++++ DATA TO EXAMINE
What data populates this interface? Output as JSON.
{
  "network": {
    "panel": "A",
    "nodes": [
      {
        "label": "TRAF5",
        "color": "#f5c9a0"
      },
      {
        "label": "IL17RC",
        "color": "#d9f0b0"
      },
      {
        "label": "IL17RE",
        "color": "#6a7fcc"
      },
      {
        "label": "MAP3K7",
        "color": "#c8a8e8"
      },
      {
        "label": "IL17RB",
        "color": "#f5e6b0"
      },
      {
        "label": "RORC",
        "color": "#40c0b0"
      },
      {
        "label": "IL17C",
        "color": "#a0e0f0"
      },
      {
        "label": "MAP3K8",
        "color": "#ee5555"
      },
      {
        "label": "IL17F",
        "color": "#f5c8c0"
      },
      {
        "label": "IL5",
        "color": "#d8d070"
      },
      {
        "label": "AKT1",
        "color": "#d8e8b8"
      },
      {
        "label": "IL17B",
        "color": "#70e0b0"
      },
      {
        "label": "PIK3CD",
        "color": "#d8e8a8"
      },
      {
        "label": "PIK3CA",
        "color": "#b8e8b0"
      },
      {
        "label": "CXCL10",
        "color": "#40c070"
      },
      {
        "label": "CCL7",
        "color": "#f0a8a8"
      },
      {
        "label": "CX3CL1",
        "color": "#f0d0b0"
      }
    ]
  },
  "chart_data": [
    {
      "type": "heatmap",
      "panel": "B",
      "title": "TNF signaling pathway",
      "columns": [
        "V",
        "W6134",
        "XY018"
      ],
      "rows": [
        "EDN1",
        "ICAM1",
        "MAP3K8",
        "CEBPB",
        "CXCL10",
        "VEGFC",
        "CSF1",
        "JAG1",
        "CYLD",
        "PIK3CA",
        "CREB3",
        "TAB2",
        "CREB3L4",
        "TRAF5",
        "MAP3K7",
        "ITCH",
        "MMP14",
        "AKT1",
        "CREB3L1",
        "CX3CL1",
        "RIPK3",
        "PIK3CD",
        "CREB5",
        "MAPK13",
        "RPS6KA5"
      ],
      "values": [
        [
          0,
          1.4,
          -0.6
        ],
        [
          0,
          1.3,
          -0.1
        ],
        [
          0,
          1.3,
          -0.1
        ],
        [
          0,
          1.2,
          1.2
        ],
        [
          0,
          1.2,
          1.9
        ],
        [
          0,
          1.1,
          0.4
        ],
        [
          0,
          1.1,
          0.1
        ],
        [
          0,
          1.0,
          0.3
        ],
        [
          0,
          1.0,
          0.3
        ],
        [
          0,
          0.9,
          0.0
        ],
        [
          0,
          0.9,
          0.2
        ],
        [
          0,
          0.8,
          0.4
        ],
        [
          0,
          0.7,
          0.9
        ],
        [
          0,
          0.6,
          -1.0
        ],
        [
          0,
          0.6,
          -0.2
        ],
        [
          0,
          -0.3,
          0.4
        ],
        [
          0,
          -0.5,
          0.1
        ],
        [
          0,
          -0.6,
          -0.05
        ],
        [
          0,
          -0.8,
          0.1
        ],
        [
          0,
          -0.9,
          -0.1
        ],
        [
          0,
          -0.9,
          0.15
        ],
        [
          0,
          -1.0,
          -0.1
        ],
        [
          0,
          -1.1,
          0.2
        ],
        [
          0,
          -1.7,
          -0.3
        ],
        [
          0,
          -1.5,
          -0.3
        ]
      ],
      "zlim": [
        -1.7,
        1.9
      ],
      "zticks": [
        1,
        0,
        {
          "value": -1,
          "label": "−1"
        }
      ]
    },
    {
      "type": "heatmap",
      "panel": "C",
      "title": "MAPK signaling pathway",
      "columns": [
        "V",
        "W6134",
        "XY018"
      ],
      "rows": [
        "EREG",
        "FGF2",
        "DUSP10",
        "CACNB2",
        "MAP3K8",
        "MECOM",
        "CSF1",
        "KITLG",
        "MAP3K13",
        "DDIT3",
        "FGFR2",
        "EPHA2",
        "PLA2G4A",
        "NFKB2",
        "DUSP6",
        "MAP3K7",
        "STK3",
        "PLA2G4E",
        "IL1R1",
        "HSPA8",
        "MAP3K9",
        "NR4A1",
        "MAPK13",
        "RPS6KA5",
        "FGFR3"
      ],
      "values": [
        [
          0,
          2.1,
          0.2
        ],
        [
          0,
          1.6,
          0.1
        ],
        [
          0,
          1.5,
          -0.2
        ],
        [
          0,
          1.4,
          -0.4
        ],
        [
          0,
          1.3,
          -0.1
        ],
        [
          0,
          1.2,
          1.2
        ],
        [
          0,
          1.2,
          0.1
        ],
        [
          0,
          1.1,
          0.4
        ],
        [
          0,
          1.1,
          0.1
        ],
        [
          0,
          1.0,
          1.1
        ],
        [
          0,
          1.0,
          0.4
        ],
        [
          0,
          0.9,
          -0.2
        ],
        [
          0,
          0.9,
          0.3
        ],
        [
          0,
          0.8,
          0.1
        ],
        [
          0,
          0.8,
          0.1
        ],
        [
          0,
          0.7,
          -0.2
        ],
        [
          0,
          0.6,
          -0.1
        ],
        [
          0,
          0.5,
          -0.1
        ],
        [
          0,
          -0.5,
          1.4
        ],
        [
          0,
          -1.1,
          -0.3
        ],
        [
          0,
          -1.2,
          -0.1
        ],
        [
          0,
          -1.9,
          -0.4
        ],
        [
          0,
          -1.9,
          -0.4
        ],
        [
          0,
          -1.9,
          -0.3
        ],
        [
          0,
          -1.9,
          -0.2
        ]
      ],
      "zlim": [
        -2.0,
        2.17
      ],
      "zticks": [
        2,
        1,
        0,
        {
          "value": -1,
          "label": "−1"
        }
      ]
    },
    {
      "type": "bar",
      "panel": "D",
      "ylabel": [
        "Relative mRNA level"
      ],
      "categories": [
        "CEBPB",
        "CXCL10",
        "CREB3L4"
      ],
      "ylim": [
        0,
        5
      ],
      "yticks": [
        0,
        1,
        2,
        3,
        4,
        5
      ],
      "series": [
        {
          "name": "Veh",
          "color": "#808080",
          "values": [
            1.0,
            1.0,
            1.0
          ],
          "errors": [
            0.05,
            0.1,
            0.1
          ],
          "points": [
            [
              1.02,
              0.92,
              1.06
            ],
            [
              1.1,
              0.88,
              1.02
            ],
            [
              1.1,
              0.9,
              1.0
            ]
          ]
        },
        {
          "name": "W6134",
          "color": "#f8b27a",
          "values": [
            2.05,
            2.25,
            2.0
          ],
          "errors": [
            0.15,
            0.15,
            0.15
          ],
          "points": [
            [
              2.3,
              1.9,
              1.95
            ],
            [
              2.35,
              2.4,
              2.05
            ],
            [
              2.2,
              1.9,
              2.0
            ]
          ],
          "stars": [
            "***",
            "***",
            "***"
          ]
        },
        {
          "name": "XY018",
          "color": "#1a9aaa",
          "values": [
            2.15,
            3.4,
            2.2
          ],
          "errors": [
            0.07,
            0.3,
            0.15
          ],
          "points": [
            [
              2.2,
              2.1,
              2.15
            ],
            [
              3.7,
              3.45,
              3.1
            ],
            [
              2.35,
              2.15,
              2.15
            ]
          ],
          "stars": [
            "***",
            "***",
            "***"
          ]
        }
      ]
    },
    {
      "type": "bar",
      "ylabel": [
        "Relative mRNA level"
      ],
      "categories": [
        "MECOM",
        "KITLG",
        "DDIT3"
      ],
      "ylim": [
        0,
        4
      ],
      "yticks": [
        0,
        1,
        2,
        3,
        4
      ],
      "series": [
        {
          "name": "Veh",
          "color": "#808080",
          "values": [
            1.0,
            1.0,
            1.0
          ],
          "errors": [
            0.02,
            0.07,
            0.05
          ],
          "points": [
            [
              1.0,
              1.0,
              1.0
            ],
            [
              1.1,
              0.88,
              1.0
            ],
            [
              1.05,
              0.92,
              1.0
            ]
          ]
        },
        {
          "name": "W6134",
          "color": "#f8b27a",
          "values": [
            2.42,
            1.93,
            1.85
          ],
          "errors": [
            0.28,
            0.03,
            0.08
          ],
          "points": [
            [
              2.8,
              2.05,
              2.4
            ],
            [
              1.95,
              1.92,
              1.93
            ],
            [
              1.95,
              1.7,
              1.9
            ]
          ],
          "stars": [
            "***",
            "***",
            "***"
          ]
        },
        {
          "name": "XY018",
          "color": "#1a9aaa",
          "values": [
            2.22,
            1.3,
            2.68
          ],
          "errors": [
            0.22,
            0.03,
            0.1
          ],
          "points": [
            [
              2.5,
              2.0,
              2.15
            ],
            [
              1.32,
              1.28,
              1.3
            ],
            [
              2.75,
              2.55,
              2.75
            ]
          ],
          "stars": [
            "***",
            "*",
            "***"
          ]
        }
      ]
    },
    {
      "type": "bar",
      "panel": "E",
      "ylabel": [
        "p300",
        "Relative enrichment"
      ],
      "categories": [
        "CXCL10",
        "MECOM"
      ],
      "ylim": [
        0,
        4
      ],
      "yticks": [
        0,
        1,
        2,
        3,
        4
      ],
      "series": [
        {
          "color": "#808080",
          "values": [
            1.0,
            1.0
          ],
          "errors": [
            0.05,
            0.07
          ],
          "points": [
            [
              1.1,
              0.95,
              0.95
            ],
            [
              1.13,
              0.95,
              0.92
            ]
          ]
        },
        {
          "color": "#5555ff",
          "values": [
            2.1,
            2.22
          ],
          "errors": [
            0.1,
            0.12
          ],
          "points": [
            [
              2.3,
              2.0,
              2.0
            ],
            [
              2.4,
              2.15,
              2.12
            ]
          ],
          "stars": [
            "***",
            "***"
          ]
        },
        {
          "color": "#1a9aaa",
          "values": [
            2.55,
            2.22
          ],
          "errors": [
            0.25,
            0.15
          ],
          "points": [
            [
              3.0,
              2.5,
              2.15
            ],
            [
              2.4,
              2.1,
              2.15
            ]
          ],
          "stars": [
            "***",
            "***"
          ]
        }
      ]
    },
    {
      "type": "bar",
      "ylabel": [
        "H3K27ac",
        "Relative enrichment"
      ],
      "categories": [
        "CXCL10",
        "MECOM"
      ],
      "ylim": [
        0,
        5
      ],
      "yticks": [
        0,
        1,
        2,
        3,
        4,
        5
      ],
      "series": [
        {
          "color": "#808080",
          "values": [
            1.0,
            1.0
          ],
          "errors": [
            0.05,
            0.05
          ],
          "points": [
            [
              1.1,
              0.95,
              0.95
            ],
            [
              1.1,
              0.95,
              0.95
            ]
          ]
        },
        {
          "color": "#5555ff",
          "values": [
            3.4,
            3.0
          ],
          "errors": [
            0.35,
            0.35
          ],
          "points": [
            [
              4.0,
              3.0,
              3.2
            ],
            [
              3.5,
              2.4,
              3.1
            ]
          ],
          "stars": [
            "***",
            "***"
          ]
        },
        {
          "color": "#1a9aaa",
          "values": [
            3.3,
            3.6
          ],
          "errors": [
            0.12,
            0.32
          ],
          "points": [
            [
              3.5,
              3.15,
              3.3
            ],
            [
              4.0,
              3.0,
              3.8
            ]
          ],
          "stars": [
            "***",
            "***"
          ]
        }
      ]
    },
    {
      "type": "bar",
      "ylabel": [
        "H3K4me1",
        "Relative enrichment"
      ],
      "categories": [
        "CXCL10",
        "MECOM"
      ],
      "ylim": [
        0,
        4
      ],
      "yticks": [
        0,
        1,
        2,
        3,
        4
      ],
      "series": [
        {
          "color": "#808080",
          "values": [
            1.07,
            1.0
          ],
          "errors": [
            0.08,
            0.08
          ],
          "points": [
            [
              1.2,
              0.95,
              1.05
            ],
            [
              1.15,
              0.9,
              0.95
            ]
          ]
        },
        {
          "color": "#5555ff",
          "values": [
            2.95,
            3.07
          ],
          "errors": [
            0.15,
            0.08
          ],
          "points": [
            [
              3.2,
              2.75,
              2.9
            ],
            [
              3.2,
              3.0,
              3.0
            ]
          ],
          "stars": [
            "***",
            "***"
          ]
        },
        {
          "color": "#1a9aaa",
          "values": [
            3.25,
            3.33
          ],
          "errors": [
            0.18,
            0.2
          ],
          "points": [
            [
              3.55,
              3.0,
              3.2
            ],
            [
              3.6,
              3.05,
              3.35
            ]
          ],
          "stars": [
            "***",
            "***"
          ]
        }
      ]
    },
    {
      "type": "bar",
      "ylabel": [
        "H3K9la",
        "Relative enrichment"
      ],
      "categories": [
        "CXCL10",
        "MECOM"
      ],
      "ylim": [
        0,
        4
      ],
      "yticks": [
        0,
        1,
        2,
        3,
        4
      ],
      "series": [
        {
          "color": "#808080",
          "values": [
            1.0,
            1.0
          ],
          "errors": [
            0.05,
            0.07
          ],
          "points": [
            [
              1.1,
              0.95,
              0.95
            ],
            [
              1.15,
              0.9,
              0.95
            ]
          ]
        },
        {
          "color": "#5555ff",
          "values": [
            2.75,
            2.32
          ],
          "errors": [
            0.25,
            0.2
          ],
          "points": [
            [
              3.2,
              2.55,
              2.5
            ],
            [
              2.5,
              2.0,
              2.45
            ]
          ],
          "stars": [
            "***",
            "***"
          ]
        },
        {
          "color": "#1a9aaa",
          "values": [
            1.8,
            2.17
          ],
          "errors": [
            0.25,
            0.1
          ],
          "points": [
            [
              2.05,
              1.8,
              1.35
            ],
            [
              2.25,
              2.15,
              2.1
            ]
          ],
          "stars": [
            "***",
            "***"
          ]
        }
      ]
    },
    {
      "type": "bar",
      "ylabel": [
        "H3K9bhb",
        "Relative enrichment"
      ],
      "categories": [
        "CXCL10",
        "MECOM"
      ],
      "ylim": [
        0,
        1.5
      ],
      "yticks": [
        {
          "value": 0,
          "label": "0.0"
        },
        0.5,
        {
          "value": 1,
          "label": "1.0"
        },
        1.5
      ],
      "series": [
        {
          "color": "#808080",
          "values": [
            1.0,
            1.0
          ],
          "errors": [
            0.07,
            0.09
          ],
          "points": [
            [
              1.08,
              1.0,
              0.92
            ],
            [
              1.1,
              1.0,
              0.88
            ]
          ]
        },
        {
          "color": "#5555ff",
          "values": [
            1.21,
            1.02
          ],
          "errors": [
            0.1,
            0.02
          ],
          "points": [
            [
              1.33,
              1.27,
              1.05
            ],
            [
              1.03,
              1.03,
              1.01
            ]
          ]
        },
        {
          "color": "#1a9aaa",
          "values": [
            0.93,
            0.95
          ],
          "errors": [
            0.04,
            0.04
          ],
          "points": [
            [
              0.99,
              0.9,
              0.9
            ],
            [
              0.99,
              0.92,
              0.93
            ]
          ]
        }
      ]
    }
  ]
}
++++++++
_DESCRIPTION OF THE TASK_
Would you filter the records and copy out each line containing "pathway"?

_ANSWER SECTION_
      "title": "TNF signaling pathway",
      "title": "MAPK signaling pathway",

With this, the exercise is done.